作業内容:
a) 提示文のキーワード欄にある語を、すべて列挙せよ。
b) 記録について、「row-divider xyxy=(66,391,1014,393)」を含む行から「ranking-row[interactable]: 9 Metablue赛博蓝」を含む行までを、両端の行も含めて「行番号」と「行内容」の2列のMarkdown表に書き直せ。空行は入れないこと。

提示文:
· · · · · · ·

アライン挿入分子数の精密制御による機能性π共役分子の新規合成法の開拓

研究課題

研究課題/領域番号 20J22816
研究機関広島大学

研究代表者

田中 英也  広島大学, 先進理工系科学研究科, 特別研究員(DC1)

研究期間 (年度) 2020-04-24 – 2023-03-31
キーワードアライン / ルイス酸性 / スズ / ホウ素 / 銅触媒
研究実績の概要

芳香環が連結した化合物は,医薬品・機能性材料・配位子などに頻出する重要骨格であり,本骨格構築のための新反応開発は意義深い.特に,アリール金属種に対するアライン挿入反応は芳香環連結と金属導入を一挙に行える優れた手法であり,1940年の初期報告以降,重要な研究分野となっている.しかし,従来の反応では高求核性有機金属種が必須であっただけでなく,異なるアラインの連続挿入は未踏であった.一方令和元年度,アリールスズのルイス酸性の強弱により銅触媒との反応性を制御することで,これら課題を解決した新たなアライン挿入反応の端緒を掴んだ(アラインの銅触媒アリールスタニル化).本研究では,求核性の低い有機金属種のルイス酸性評価・制御を基軸としたアライン挿入反応のさらなる展開・体系化を目的とする.令和2年度,以下の5つを中心に研究を推進した.

· · · · · · ·

抽出情報:
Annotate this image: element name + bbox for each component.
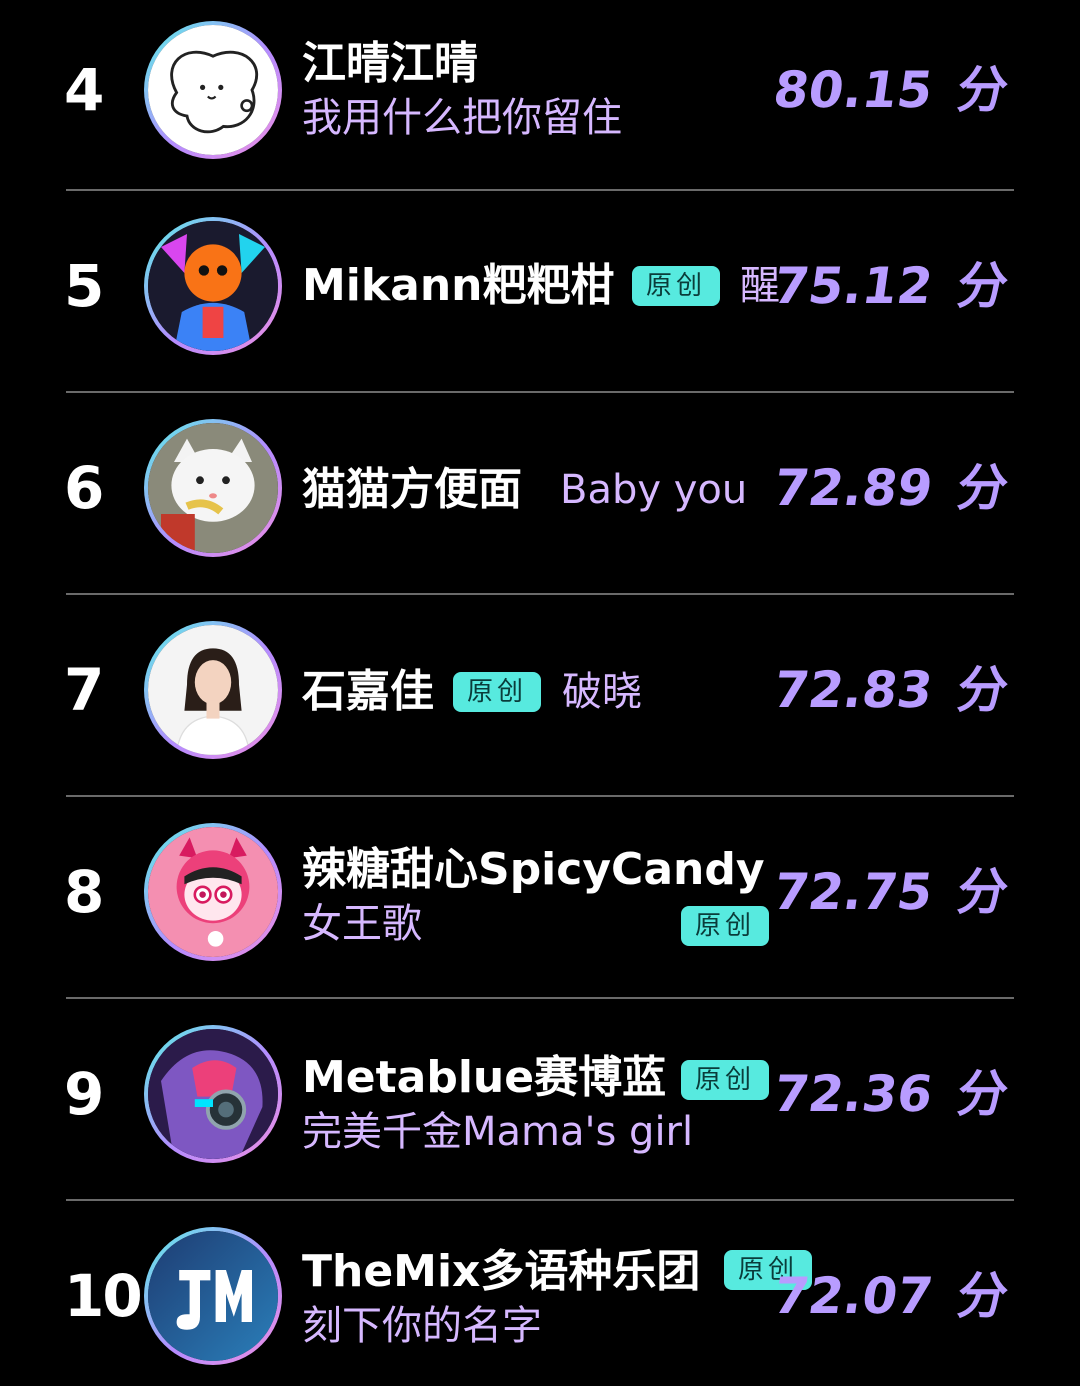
row-divider xyxy=(66,391,1014,393)
artist-name: 石嘉佳 xyxy=(302,666,434,717)
row-divider xyxy=(66,189,1014,191)
ranking-row[interactable]: 10 TheMix多语种乐团 原创 刻下你的名字 72.07 分 xyxy=(0,1206,1080,1386)
row-divider xyxy=(66,593,1014,595)
rank-number: 5 xyxy=(64,252,104,320)
rank-number: 9 xyxy=(64,1060,104,1128)
score-value: 72.89 xyxy=(770,459,937,517)
score-unit: 分 xyxy=(953,863,1013,921)
score-value: 72.75 xyxy=(770,863,937,921)
score-unit: 分 xyxy=(953,1267,1013,1325)
avatar[interactable] xyxy=(144,1025,282,1163)
song-title: 完美千金Mama's girl xyxy=(302,1109,694,1155)
rank-number: 4 xyxy=(64,56,104,124)
ranking-row[interactable]: 8 辣糖甜心SpicyCandy 女王歌 原创 72.75 分 xyxy=(0,802,1080,982)
row-divider xyxy=(66,997,1014,999)
rank-number: 6 xyxy=(64,454,104,522)
avatar[interactable] xyxy=(144,21,282,159)
artist-name: 猫猫方便面 xyxy=(302,464,522,515)
original-badge: 原创 xyxy=(632,266,721,306)
avatar[interactable] xyxy=(144,419,282,557)
score: 72.36 分 xyxy=(770,1065,1012,1123)
score: 80.15 分 xyxy=(770,61,1012,119)
artist-name: 辣糖甜心SpicyCandy xyxy=(302,844,765,895)
ranking-list: 4 江晴江晴 我用什么把你留住 80.15 分 5 Mikann粑粑柑 原创 醒… xyxy=(0,0,1080,1375)
score: 75.12 分 xyxy=(770,257,1012,315)
score-value: 72.83 xyxy=(770,661,937,719)
cartoon-bunny-avatar-icon xyxy=(148,25,278,155)
score: 72.07 分 xyxy=(770,1267,1012,1325)
score-unit: 分 xyxy=(953,661,1013,719)
score-value: 75.12 xyxy=(770,257,937,315)
avatar[interactable] xyxy=(144,823,282,961)
woman-portrait-avatar-icon xyxy=(148,625,278,755)
score-value: 72.07 xyxy=(770,1267,937,1325)
cyber-character-avatar-icon xyxy=(148,1029,278,1159)
ranking-row[interactable]: 4 江晴江晴 我用什么把你留住 80.15 分 xyxy=(0,0,1080,180)
anime-character-avatar-icon xyxy=(148,221,278,351)
ranking-row[interactable]: 5 Mikann粑粑柑 原创 醒 75.12 分 xyxy=(0,196,1080,376)
pink-devil-avatar-icon xyxy=(148,827,278,957)
score: 72.83 分 xyxy=(770,661,1012,719)
score-unit: 分 xyxy=(953,61,1013,119)
row-divider xyxy=(66,795,1014,797)
ranking-row[interactable]: 9 Metablue赛博蓝 原创 完美千金Mama's girl 72.36 分 xyxy=(0,1004,1080,1184)
ranking-row[interactable]: 6 猫猫方便面 Baby you 72.89 分 xyxy=(0,398,1080,578)
song-title: 女王歌 xyxy=(302,901,422,947)
themix-logo-avatar-icon xyxy=(148,1231,278,1361)
avatar[interactable] xyxy=(144,621,282,759)
rank-number: 8 xyxy=(64,858,104,926)
avatar[interactable] xyxy=(144,217,282,355)
artist-name: TheMix多语种乐团 xyxy=(302,1246,701,1297)
rank-number: 10 xyxy=(64,1262,143,1330)
score-unit: 分 xyxy=(953,459,1013,517)
rank-number: 7 xyxy=(64,656,104,724)
score-value: 72.36 xyxy=(770,1065,937,1123)
avatar[interactable] xyxy=(144,1227,282,1365)
score-unit: 分 xyxy=(953,257,1013,315)
artist-name: Metablue赛博蓝 xyxy=(302,1052,667,1103)
artist-name: 江晴江晴 xyxy=(302,38,478,89)
original-badge: 原创 xyxy=(453,672,542,712)
song-title: 破晓 xyxy=(562,669,642,715)
ranking-row[interactable]: 7 石嘉佳 原创 破晓 72.83 分 xyxy=(0,600,1080,780)
white-cat-avatar-icon xyxy=(148,423,278,553)
row-divider xyxy=(66,1199,1014,1201)
song-title: Baby you xyxy=(560,467,748,513)
score-unit: 分 xyxy=(953,1065,1013,1123)
song-title: 刻下你的名字 xyxy=(302,1303,542,1349)
artist-name: Mikann粑粑柑 xyxy=(302,260,615,311)
original-badge: 原创 xyxy=(681,906,770,946)
score-value: 80.15 xyxy=(770,61,937,119)
score: 72.75 分 xyxy=(770,863,1012,921)
original-badge: 原创 xyxy=(681,1060,770,1100)
song-title: 我用什么把你留住 xyxy=(302,95,622,141)
score: 72.89 分 xyxy=(770,459,1012,517)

· · · · · · ·

解答例:
a)
- アライン
- ルイス酸性
- スズ
- ホウ素
- 銅触媒

b)
| 行番号 | 行内容 |
|---|---|
| 1 | row-divider xyxy=(66,391,1014,393) |
| 2 | artist-name: 石嘉佳 xyxy=(302,666,434,717) |
| 3 | row-divider xyxy=(66,189,1014,191) |
| 4 | ranking-row[interactable]: 10 TheMix多语种乐团 原创 刻下你的名字 72.07 分 xyxy=(0,1206,1080,1386) |
| 5 | row-divider xyxy=(66,593,1014,595) |
| 6 | rank-number: 5 xyxy=(64,252,104,320) |
| 7 | rank-number: 9 xyxy=(64,1060,104,1128) |
| 8 | score-value: 72.89 xyxy=(770,459,937,517) |
| 9 | score-unit: 分 xyxy=(953,863,1013,921) |
| 10 | score-value: 72.75 xyxy=(770,863,937,921) |
| 11 | score-unit: 分 xyxy=(953,1267,1013,1325) |
| 12 | avatar[interactable] xyxy=(144,1025,282,1163) |
| 13 | song-title: 完美千金Mama's girl xyxy=(302,1109,694,1155) |
| 14 | rank-number: 4 xyxy=(64,56,104,124) |
| 15 | ranking-row[interactable]: 8 辣糖甜心SpicyCandy 女王歌 原创 72.75 分 xyxy=(0,802,1080,982) |
| 16 | row-divider xyxy=(66,997,1014,999) |
| 17 | rank-number: 6 xyxy=(64,454,104,522) |
| 18 | avatar[interactable] xyxy=(144,21,282,159) |
| 19 | artist-name: 猫猫方便面 xyxy=(302,464,522,515) |
| 20 | original-badge: 原创 xyxy=(632,266,721,306) |
| 21 | avatar[interactable] xyxy=(144,419,282,557) |
| 22 | score: 72.36 分 xyxy=(770,1065,1012,1123) |
| 23 | score: 80.15 分 xyxy=(770,61,1012,119) |
| 24 | artist-name: 辣糖甜心SpicyCandy xyxy=(302,844,765,895) |
| 25 | ranking-list: 4 江晴江晴 我用什么把你留住 80.15 分 5 Mikann粑粑柑 原创 醒… xyxy=(0,0,1080,1375) |
| 26 | score: 75.12 分 xyxy=(770,257,1012,315) |
| 27 | score-value: 72.83 xyxy=(770,661,937,719) |
| 28 | cartoon-bunny-avatar-icon xyxy=(148,25,278,155) |
| 29 | score: 72.07 分 xyxy=(770,1267,1012,1325) |
| 30 | score-unit: 分 xyxy=(953,661,1013,719) |
| 31 | score-value: 75.12 xyxy=(770,257,937,315) |
| 32 | avatar[interactable] xyxy=(144,823,282,961) |
| 33 | woman-portrait-avatar-icon xyxy=(148,625,278,755) |
| 34 | score-value: 72.07 xyxy=(770,1267,937,1325) |
| 35 | cyber-character-avatar-icon xyxy=(148,1029,278,1159) |
| 36 | ranking-row[interactable]: 4 江晴江晴 我用什么把你留住 80.15 分 xyxy=(0,0,1080,180) |
| 37 | anime-character-avatar-icon xyxy=(148,221,278,351) |
| 38 | ranking-row[interactable]: 5 Mikann粑粑柑 原创 醒 75.12 分 xyxy=(0,196,1080,376) |
| 39 | pink-devil-avatar-icon xyxy=(148,827,278,957) |
| 40 | score: 72.83 分 xyxy=(770,661,1012,719) |
| 41 | score-unit: 分 xyxy=(953,61,1013,119) |
| 42 | row-divider xyxy=(66,795,1014,797) |
| 43 | ranking-row[interactable]: 9 Metablue赛博蓝 原创 完美千金Mama's girl 72.36 分 xyxy=(0,1004,1080,1184) |